TO BE DONE:
Below are the records; reproduce all of them exactly but without any images.

---

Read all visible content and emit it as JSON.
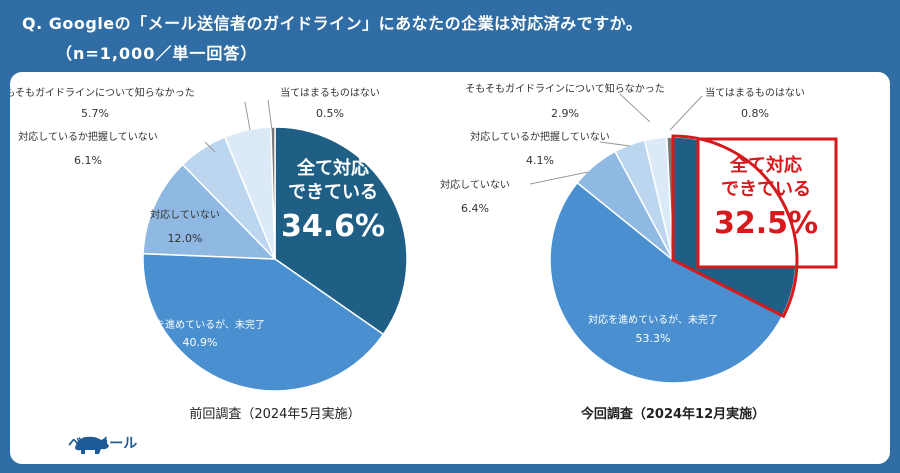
{
  "header": {
    "title": "Q. Googleの「メール送信者のガイドライン」にあなたの企業は対応済みですか。",
    "subtitle": "（n=1,000／単一回答）"
  },
  "logo": {
    "text": "ベアメール",
    "icon": "bear-icon"
  },
  "colors": {
    "background": "#2f6da4",
    "all_done": "#1f5f86",
    "in_progress": "#4a90d0",
    "not_done": "#8fb8e2",
    "unknown": "#bcd6ef",
    "unaware": "#dce9f6",
    "none": "#777777",
    "highlight": "#d7191c"
  },
  "chart_data": [
    {
      "type": "pie",
      "caption": "前回調査（2024年5月実施）",
      "slices": [
        {
          "label": "全て対応できている",
          "value": 34.6,
          "value_text": "34.6%"
        },
        {
          "label": "対応を進めているが、未完了",
          "value": 40.9,
          "value_text": "40.9%"
        },
        {
          "label": "対応していない",
          "value": 12.0,
          "value_text": "12.0%"
        },
        {
          "label": "対応しているか把握していない",
          "value": 6.1,
          "value_text": "6.1%"
        },
        {
          "label": "そもそもガイドラインについて知らなかった",
          "value": 5.7,
          "value_text": "5.7%"
        },
        {
          "label": "当てはまるものはない",
          "value": 0.5,
          "value_text": "0.5%"
        }
      ]
    },
    {
      "type": "pie",
      "caption": "今回調査（2024年12月実施）",
      "slices": [
        {
          "label": "全て対応できている",
          "value": 32.5,
          "value_text": "32.5%"
        },
        {
          "label": "対応を進めているが、未完了",
          "value": 53.3,
          "value_text": "53.3%"
        },
        {
          "label": "対応していない",
          "value": 6.4,
          "value_text": "6.4%"
        },
        {
          "label": "対応しているか把握していない",
          "value": 4.1,
          "value_text": "4.1%"
        },
        {
          "label": "そもそもガイドラインについて知らなかった",
          "value": 2.9,
          "value_text": "2.9%"
        },
        {
          "label": "当てはまるものはない",
          "value": 0.8,
          "value_text": "0.8%"
        }
      ]
    }
  ],
  "big_labels": [
    {
      "line1": "全て対応",
      "line2": "できている",
      "value": "34.6%"
    },
    {
      "line1": "全て対応",
      "line2": "できている",
      "value": "32.5%"
    }
  ]
}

---

FINAL ANSWER:
Read all visible content and emit it as JSON.
{
  "header": {
    "title": "Q. Googleの「メール送信者のガイドライン」にあなたの企業は対応済みですか。",
    "subtitle": "（n=1,000／単一回答）"
  },
  "logo": {
    "text": "ベアメール",
    "icon": "bear-icon"
  },
  "colors": {
    "background": "#2f6da4",
    "all_done": "#1f5f86",
    "in_progress": "#4a90d0",
    "not_done": "#8fb8e2",
    "unknown": "#bcd6ef",
    "unaware": "#dce9f6",
    "none": "#777777",
    "highlight": "#d7191c"
  },
  "chart_data": [
    {
      "type": "pie",
      "caption": "前回調査（2024年5月実施）",
      "slices": [
        {
          "label": "全て対応できている",
          "value": 34.6,
          "value_text": "34.6%"
        },
        {
          "label": "対応を進めているが、未完了",
          "value": 40.9,
          "value_text": "40.9%"
        },
        {
          "label": "対応していない",
          "value": 12.0,
          "value_text": "12.0%"
        },
        {
          "label": "対応しているか把握していない",
          "value": 6.1,
          "value_text": "6.1%"
        },
        {
          "label": "そもそもガイドラインについて知らなかった",
          "value": 5.7,
          "value_text": "5.7%"
        },
        {
          "label": "当てはまるものはない",
          "value": 0.5,
          "value_text": "0.5%"
        }
      ]
    },
    {
      "type": "pie",
      "caption": "今回調査（2024年12月実施）",
      "slices": [
        {
          "label": "全て対応できている",
          "value": 32.5,
          "value_text": "32.5%"
        },
        {
          "label": "対応を進めているが、未完了",
          "value": 53.3,
          "value_text": "53.3%"
        },
        {
          "label": "対応していない",
          "value": 6.4,
          "value_text": "6.4%"
        },
        {
          "label": "対応しているか把握していない",
          "value": 4.1,
          "value_text": "4.1%"
        },
        {
          "label": "そもそもガイドラインについて知らなかった",
          "value": 2.9,
          "value_text": "2.9%"
        },
        {
          "label": "当てはまるものはない",
          "value": 0.8,
          "value_text": "0.8%"
        }
      ]
    }
  ],
  "big_labels": [
    {
      "line1": "全て対応",
      "line2": "できている",
      "value": "34.6%"
    },
    {
      "line1": "全て対応",
      "line2": "できている",
      "value": "32.5%"
    }
  ]
}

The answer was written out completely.